* **Stated exercise**: Report each line of the data that has "UserServiceImpl" somewhere in it.

* **Record set**:
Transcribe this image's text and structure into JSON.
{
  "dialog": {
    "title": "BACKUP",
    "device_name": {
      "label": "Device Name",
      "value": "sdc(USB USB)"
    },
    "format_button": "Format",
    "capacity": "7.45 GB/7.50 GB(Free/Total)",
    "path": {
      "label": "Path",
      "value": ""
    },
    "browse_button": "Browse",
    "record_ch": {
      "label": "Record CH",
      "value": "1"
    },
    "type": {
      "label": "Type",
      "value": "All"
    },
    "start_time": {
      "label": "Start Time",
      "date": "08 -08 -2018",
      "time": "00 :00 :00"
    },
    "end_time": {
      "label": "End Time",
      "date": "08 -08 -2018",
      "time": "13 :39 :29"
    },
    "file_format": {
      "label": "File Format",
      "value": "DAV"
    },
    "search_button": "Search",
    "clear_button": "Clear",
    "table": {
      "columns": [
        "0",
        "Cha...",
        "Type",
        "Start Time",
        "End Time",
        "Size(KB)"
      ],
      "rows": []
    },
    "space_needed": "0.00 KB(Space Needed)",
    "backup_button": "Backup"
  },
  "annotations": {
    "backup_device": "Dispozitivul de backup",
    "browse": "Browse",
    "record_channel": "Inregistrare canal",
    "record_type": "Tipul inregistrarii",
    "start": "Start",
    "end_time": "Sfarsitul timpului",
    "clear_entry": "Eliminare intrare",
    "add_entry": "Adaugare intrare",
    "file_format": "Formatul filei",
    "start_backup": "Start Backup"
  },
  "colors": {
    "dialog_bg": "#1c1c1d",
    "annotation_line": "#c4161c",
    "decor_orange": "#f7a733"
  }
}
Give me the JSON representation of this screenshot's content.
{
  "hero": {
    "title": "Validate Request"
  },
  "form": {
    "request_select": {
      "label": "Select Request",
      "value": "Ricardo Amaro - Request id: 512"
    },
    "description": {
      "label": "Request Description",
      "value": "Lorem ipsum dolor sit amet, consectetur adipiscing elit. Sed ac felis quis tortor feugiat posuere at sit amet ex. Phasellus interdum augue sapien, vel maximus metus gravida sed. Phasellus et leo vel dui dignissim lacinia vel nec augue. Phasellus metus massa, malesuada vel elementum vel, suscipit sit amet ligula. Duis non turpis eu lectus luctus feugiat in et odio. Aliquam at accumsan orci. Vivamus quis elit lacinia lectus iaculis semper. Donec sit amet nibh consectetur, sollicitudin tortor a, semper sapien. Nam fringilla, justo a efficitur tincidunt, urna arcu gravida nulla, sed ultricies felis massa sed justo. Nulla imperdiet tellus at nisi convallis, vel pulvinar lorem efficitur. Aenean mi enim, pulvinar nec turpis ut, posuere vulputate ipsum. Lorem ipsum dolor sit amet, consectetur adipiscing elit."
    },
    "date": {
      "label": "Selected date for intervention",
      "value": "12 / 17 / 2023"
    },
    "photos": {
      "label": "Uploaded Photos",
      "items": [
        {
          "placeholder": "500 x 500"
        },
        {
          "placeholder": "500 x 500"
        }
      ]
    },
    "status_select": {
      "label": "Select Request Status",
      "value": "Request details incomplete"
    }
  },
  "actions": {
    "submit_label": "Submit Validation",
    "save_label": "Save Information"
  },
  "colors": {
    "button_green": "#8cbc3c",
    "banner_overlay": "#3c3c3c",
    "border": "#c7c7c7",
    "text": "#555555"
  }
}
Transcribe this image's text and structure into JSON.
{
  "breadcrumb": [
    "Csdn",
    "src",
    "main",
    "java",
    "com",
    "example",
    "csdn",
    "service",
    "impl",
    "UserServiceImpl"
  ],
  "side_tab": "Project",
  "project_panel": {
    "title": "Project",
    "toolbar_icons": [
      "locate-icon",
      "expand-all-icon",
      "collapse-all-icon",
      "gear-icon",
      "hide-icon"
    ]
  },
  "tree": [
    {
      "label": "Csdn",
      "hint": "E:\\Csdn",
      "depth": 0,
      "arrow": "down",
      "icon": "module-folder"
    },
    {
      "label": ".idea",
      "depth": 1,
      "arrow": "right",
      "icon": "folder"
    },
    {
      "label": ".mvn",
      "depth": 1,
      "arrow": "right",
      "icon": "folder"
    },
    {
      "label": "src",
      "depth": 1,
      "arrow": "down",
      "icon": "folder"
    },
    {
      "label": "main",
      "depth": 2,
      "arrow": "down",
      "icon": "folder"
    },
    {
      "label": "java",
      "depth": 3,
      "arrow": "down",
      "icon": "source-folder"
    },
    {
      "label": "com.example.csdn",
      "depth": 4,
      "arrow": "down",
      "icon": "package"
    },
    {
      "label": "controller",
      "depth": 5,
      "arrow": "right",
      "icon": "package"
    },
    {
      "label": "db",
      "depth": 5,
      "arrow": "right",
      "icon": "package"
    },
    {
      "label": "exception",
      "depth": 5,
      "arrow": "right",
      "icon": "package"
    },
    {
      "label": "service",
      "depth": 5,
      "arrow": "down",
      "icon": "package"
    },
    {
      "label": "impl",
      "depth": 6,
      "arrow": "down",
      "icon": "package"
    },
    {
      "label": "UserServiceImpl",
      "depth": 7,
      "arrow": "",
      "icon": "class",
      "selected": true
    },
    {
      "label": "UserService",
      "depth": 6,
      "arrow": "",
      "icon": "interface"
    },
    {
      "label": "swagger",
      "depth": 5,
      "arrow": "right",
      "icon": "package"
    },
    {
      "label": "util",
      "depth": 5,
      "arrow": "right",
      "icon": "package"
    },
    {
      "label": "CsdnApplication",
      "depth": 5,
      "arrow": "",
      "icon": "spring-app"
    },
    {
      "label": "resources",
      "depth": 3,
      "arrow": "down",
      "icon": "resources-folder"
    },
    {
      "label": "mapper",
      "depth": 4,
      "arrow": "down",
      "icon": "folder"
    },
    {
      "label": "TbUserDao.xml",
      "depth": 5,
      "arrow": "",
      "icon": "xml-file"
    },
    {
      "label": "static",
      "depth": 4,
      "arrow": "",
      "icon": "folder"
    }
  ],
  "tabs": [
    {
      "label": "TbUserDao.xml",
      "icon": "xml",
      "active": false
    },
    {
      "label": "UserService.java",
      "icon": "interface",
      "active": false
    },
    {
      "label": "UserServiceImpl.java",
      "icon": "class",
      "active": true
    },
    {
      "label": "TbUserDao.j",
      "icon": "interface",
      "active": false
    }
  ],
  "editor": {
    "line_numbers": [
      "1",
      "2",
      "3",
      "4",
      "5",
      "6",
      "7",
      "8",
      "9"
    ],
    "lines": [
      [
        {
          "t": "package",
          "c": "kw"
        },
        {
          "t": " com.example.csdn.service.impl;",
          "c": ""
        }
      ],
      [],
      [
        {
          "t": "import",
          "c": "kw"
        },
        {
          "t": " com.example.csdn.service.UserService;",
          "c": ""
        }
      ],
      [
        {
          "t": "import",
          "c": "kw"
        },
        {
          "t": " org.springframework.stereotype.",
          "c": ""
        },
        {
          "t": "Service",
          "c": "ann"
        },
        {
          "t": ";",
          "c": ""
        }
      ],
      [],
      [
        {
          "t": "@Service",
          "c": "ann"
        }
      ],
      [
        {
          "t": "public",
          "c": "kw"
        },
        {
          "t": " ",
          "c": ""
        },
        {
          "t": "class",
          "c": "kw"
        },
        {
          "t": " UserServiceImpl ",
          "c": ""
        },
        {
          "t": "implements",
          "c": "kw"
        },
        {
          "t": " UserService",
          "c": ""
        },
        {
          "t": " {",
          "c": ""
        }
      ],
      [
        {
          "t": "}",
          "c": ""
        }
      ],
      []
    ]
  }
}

* **Reply**:
    "UserServiceImpl"
      "label": "UserServiceImpl",
      "label": "UserServiceImpl.java",
          "t": " UserServiceImpl ",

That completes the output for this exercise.